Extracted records
--------------------------------

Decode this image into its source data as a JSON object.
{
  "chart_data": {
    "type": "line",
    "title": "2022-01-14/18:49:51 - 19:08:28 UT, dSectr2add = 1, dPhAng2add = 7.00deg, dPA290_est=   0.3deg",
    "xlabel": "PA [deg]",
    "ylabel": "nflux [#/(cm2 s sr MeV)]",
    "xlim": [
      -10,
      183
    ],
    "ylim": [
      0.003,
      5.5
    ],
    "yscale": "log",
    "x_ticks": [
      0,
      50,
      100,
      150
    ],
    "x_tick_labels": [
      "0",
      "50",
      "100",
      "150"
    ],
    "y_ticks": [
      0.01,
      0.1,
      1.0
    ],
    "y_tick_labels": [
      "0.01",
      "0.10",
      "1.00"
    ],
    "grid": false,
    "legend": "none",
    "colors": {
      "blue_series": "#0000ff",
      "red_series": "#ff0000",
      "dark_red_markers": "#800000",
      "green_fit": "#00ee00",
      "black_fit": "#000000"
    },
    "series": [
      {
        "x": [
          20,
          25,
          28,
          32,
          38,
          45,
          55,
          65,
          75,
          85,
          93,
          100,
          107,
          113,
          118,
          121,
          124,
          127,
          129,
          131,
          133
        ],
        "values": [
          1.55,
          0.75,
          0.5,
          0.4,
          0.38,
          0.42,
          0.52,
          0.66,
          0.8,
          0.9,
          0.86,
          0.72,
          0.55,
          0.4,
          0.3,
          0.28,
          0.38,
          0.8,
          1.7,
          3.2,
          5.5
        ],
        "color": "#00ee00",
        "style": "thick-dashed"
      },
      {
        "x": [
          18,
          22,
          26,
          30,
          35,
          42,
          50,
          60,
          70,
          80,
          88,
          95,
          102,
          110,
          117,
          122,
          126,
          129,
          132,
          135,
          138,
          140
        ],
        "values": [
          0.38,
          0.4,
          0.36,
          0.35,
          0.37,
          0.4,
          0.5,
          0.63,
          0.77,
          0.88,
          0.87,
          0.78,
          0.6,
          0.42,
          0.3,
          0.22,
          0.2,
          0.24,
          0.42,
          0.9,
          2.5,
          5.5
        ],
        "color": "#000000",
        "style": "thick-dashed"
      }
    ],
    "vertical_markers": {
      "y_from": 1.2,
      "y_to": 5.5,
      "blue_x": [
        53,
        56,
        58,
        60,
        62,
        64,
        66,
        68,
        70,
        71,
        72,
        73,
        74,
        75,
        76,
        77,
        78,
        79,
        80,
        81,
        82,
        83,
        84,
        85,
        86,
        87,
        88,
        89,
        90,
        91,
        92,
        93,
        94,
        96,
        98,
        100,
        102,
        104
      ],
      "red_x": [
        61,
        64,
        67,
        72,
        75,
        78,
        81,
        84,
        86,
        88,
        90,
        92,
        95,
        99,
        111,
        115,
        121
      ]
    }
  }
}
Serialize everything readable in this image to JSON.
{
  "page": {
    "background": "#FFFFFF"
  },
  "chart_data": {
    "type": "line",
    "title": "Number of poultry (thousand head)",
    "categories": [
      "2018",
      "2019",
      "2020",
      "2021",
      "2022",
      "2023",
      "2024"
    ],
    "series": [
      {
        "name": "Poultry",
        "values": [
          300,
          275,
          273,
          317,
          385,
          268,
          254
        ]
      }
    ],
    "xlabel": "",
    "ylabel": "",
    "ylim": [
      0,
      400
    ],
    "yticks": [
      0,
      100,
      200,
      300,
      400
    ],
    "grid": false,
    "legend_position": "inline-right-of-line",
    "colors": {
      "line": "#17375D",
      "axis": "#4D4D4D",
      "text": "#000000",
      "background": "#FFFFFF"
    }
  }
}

--------------------------------

Instructions to follow
Here, the records must be output exactly and in full.

Complete output
Decode this image into its source data as a JSON object.
{
  "chart_data": {
    "type": "line",
    "title": "2022-01-14/18:49:51 - 19:08:28 UT, dSectr2add = 1, dPhAng2add = 7.00deg, dPA290_est=   0.3deg",
    "xlabel": "PA [deg]",
    "ylabel": "nflux [#/(cm2 s sr MeV)]",
    "xlim": [
      -10,
      183
    ],
    "ylim": [
      0.003,
      5.5
    ],
    "yscale": "log",
    "x_ticks": [
      0,
      50,
      100,
      150
    ],
    "x_tick_labels": [
      "0",
      "50",
      "100",
      "150"
    ],
    "y_ticks": [
      0.01,
      0.1,
      1.0
    ],
    "y_tick_labels": [
      "0.01",
      "0.10",
      "1.00"
    ],
    "grid": false,
    "legend": "none",
    "colors": {
      "blue_series": "#0000ff",
      "red_series": "#ff0000",
      "dark_red_markers": "#800000",
      "green_fit": "#00ee00",
      "black_fit": "#000000"
    },
    "series": [
      {
        "x": [
          20,
          25,
          28,
          32,
          38,
          45,
          55,
          65,
          75,
          85,
          93,
          100,
          107,
          113,
          118,
          121,
          124,
          127,
          129,
          131,
          133
        ],
        "values": [
          1.55,
          0.75,
          0.5,
          0.4,
          0.38,
          0.42,
          0.52,
          0.66,
          0.8,
          0.9,
          0.86,
          0.72,
          0.55,
          0.4,
          0.3,
          0.28,
          0.38,
          0.8,
          1.7,
          3.2,
          5.5
        ],
        "color": "#00ee00",
        "style": "thick-dashed"
      },
      {
        "x": [
          18,
          22,
          26,
          30,
          35,
          42,
          50,
          60,
          70,
          80,
          88,
          95,
          102,
          110,
          117,
          122,
          126,
          129,
          132,
          135,
          138,
          140
        ],
        "values": [
          0.38,
          0.4,
          0.36,
          0.35,
          0.37,
          0.4,
          0.5,
          0.63,
          0.77,
          0.88,
          0.87,
          0.78,
          0.6,
          0.42,
          0.3,
          0.22,
          0.2,
          0.24,
          0.42,
          0.9,
          2.5,
          5.5
        ],
        "color": "#000000",
        "style": "thick-dashed"
      }
    ],
    "vertical_markers": {
      "y_from": 1.2,
      "y_to": 5.5,
      "blue_x": [
        53,
        56,
        58,
        60,
        62,
        64,
        66,
        68,
        70,
        71,
        72,
        73,
        74,
        75,
        76,
        77,
        78,
        79,
        80,
        81,
        82,
        83,
        84,
        85,
        86,
        87,
        88,
        89,
        90,
        91,
        92,
        93,
        94,
        96,
        98,
        100,
        102,
        104
      ],
      "red_x": [
        61,
        64,
        67,
        72,
        75,
        78,
        81,
        84,
        86,
        88,
        90,
        92,
        95,
        99,
        111,
        115,
        121
      ]
    }
  }
}
Serialize everything readable in this image to JSON.
{
  "page": {
    "background": "#FFFFFF"
  },
  "chart_data": {
    "type": "line",
    "title": "Number of poultry (thousand head)",
    "categories": [
      "2018",
      "2019",
      "2020",
      "2021",
      "2022",
      "2023",
      "2024"
    ],
    "series": [
      {
        "name": "Poultry",
        "values": [
          300,
          275,
          273,
          317,
          385,
          268,
          254
        ]
      }
    ],
    "xlabel": "",
    "ylabel": "",
    "ylim": [
      0,
      400
    ],
    "yticks": [
      0,
      100,
      200,
      300,
      400
    ],
    "grid": false,
    "legend_position": "inline-right-of-line",
    "colors": {
      "line": "#17375D",
      "axis": "#4D4D4D",
      "text": "#000000",
      "background": "#FFFFFF"
    }
  }
}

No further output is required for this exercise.